→ **Aim of the task**
Examine the material below. Gather every line in which the string "Technology" appears.
--- BEGIN Provided records ---
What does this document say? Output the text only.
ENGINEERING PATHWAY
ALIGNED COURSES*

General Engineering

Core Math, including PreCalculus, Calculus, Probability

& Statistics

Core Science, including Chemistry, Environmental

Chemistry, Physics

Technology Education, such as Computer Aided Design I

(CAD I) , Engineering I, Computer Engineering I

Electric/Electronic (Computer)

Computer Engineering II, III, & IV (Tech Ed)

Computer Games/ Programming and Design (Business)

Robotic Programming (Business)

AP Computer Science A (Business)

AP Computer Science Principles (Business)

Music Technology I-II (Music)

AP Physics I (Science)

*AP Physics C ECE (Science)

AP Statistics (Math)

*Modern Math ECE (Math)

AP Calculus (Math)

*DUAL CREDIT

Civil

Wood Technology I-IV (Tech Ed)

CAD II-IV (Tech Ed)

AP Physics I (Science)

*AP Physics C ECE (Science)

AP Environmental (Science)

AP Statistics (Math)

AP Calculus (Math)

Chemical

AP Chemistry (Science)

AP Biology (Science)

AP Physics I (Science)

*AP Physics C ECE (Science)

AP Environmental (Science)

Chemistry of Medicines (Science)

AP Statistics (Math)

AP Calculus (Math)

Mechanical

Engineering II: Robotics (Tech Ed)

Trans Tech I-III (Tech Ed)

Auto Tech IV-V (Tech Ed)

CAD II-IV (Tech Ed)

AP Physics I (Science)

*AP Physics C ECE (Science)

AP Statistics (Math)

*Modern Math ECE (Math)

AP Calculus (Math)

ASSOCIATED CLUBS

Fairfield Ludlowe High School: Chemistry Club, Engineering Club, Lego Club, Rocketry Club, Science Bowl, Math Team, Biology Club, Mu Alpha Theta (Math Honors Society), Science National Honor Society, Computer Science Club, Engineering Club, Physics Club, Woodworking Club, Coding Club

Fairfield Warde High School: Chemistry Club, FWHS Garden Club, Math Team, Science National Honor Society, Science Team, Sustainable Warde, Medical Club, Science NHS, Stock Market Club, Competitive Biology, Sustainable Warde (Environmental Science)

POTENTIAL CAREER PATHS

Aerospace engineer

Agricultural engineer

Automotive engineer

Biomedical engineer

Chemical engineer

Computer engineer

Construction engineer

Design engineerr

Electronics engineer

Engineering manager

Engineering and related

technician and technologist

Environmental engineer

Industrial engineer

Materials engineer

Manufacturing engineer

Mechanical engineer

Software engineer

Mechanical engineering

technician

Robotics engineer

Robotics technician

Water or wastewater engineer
--- END Provided records ---
→ **Task solution**
Technology Education, such as Computer Aided Design I
Music Technology I-II (Music)
Wood Technology I-IV (Tech Ed)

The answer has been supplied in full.